_DATA TO PROCESS_
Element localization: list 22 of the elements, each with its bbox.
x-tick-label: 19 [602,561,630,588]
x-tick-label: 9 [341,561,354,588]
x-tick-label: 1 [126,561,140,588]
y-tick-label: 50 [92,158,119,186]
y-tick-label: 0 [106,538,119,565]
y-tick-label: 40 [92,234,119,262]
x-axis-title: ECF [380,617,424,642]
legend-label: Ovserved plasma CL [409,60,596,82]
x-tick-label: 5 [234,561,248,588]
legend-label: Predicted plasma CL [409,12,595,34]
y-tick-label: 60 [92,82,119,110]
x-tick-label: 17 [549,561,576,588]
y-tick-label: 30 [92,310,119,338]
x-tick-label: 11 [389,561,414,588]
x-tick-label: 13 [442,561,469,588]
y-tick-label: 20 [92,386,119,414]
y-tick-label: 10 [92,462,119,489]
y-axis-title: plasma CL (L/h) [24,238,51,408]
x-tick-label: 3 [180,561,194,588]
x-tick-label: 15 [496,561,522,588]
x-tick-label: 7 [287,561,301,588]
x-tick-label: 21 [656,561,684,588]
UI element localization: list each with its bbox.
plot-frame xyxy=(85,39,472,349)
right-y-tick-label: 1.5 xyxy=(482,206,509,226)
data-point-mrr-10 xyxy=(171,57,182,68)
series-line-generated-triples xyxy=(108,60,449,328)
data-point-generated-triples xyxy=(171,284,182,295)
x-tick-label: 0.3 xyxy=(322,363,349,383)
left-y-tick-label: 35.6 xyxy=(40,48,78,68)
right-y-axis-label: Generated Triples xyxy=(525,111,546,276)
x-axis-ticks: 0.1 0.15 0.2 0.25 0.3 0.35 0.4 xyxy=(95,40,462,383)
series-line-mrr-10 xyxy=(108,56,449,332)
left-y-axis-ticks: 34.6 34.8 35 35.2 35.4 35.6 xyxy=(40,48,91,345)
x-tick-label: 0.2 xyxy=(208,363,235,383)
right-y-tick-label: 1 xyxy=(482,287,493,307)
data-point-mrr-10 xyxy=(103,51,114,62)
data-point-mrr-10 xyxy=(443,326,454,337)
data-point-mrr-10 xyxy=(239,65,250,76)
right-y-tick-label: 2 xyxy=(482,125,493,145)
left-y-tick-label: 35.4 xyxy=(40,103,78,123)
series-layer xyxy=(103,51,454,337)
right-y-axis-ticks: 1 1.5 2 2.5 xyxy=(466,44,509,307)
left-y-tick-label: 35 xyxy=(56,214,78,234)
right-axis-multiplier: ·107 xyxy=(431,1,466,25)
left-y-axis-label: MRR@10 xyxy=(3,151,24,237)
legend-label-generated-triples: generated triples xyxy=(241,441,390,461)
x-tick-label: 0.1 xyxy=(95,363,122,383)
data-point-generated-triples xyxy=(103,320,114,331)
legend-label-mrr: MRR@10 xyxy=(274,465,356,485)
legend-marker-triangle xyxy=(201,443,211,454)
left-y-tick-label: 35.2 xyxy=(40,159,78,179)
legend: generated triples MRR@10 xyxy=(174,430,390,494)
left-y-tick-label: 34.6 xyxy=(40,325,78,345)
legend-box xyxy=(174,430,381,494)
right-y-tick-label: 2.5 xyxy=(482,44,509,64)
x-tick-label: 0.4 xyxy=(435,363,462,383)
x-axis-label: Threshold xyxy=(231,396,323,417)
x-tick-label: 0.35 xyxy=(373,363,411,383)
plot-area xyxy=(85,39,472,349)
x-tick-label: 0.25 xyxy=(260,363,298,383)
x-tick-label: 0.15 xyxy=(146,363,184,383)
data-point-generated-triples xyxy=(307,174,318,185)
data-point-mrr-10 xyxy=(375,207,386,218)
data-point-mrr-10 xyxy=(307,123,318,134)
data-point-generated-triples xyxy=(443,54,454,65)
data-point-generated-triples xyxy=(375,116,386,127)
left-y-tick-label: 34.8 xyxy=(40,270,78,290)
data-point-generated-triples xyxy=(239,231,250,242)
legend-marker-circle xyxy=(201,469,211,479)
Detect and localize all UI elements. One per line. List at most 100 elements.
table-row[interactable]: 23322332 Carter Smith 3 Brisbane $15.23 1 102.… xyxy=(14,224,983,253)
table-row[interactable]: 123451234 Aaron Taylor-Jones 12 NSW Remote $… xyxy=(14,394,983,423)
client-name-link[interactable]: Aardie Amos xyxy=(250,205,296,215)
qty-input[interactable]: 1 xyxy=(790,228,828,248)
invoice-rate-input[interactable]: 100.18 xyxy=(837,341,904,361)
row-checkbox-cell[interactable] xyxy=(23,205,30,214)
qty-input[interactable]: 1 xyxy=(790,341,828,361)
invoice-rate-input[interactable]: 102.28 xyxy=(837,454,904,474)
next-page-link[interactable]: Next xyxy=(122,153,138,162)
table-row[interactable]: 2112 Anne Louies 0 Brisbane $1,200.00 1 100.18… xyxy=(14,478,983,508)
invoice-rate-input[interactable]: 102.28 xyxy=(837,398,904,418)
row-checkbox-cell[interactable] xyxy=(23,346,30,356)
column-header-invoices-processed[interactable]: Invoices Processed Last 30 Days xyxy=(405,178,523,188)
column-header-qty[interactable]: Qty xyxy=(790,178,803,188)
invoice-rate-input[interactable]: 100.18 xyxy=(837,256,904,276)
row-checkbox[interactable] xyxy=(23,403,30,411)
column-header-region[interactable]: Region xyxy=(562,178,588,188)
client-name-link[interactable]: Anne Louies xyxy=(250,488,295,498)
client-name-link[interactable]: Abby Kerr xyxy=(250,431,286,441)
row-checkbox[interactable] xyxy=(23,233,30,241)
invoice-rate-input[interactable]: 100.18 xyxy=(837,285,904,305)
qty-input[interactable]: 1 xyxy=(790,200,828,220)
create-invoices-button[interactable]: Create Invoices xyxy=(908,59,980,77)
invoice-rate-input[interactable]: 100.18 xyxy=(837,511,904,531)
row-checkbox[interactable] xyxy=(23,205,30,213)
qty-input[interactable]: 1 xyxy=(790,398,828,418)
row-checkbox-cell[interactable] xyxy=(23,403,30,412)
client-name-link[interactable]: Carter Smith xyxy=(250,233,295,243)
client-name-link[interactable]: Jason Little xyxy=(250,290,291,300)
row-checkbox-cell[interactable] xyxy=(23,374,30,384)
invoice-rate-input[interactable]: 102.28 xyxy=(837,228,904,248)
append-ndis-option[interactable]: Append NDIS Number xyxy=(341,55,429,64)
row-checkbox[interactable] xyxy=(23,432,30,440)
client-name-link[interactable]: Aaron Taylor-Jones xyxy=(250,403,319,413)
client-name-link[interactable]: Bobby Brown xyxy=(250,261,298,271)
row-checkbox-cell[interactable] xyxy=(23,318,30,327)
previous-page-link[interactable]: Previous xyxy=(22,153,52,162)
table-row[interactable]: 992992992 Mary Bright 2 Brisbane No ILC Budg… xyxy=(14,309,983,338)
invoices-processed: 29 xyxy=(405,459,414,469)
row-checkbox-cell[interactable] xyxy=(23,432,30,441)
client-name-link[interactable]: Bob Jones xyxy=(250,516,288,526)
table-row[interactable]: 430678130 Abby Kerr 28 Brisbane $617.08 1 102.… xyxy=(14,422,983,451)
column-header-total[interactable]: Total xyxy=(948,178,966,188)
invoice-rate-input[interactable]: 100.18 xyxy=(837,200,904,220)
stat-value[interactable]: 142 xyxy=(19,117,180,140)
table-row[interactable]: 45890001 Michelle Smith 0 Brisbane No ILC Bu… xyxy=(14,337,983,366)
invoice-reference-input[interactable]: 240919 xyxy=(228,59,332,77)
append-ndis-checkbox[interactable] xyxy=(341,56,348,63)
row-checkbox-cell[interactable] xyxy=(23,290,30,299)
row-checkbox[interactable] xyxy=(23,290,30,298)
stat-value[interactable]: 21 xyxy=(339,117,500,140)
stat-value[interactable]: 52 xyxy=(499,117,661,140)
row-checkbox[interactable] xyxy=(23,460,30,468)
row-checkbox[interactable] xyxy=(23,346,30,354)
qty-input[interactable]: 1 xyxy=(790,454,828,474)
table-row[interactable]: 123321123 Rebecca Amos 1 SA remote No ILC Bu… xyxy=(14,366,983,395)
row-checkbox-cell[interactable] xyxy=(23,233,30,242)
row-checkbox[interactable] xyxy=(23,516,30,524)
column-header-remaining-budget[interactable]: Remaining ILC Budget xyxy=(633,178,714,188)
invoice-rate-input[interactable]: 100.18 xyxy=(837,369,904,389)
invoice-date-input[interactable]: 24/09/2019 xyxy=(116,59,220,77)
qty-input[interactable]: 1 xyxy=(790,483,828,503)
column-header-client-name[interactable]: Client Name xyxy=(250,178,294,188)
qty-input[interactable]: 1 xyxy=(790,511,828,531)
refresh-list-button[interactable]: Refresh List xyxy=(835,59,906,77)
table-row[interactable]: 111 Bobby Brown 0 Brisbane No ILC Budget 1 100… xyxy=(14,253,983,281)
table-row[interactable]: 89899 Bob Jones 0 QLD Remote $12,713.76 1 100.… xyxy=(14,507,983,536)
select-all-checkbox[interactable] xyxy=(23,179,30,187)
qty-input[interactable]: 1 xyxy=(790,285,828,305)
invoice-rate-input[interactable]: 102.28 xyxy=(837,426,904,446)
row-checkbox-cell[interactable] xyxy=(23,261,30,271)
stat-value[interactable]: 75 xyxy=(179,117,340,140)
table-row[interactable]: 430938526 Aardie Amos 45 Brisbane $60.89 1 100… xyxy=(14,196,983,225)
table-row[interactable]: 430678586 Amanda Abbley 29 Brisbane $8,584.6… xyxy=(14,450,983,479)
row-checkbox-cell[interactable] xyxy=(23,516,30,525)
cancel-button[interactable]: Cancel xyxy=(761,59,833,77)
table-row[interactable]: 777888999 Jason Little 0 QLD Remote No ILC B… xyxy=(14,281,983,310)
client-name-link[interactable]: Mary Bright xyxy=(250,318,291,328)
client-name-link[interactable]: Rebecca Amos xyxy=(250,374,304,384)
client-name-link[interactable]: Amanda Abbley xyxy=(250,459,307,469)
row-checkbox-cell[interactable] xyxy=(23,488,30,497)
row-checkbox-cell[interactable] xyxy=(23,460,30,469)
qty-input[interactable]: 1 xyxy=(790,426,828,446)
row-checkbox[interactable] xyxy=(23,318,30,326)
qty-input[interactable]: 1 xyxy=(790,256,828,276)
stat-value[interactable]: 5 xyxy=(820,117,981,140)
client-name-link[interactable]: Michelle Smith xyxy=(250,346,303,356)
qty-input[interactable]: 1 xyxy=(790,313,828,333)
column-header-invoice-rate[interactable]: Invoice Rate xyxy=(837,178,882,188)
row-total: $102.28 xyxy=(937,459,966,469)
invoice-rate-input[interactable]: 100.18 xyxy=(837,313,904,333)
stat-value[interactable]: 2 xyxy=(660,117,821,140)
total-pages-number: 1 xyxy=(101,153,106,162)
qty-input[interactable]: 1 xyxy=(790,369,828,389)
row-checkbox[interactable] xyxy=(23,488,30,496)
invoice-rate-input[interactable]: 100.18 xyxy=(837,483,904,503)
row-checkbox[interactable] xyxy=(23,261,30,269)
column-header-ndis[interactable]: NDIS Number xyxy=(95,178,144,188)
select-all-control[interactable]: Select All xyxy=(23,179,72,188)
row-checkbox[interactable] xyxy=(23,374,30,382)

_AIM_
Render the lines of the material above as a JSON list of strings, one string per line and no entries for blank lines. Begin with the first line of the material and continue through the line containing "data-point-mrr-10 xyxy=(171,57,182,68)".

_EXERCISE OUTPUT_
[
  "Element localization: list 22 of the elements, each with its bbox.",
  "x-tick-label: 19 [602,561,630,588]",
  "x-tick-label: 9 [341,561,354,588]",
  "x-tick-label: 1 [126,561,140,588]",
  "y-tick-label: 50 [92,158,119,186]",
  "y-tick-label: 0 [106,538,119,565]",
  "y-tick-label: 40 [92,234,119,262]",
  "x-axis-title: ECF [380,617,424,642]",
  "legend-label: Ovserved plasma CL [409,60,596,82]",
  "x-tick-label: 5 [234,561,248,588]",
  "legend-label: Predicted plasma CL [409,12,595,34]",
  "y-tick-label: 60 [92,82,119,110]",
  "x-tick-label: 17 [549,561,576,588]",
  "y-tick-label: 30 [92,310,119,338]",
  "x-tick-label: 11 [389,561,414,588]",
  "x-tick-label: 13 [442,561,469,588]",
  "y-tick-label: 20 [92,386,119,414]",
  "y-tick-label: 10 [92,462,119,489]",
  "y-axis-title: plasma CL (L/h) [24,238,51,408]",
  "x-tick-label: 3 [180,561,194,588]",
  "x-tick-label: 15 [496,561,522,588]",
  "x-tick-label: 7 [287,561,301,588]",
  "x-tick-label: 21 [656,561,684,588]",
  "UI element localization: list each with its bbox.",
  "plot-frame xyxy=(85,39,472,349)",
  "right-y-tick-label: 1.5 xyxy=(482,206,509,226)",
  "data-point-mrr-10 xyxy=(171,57,182,68)"
]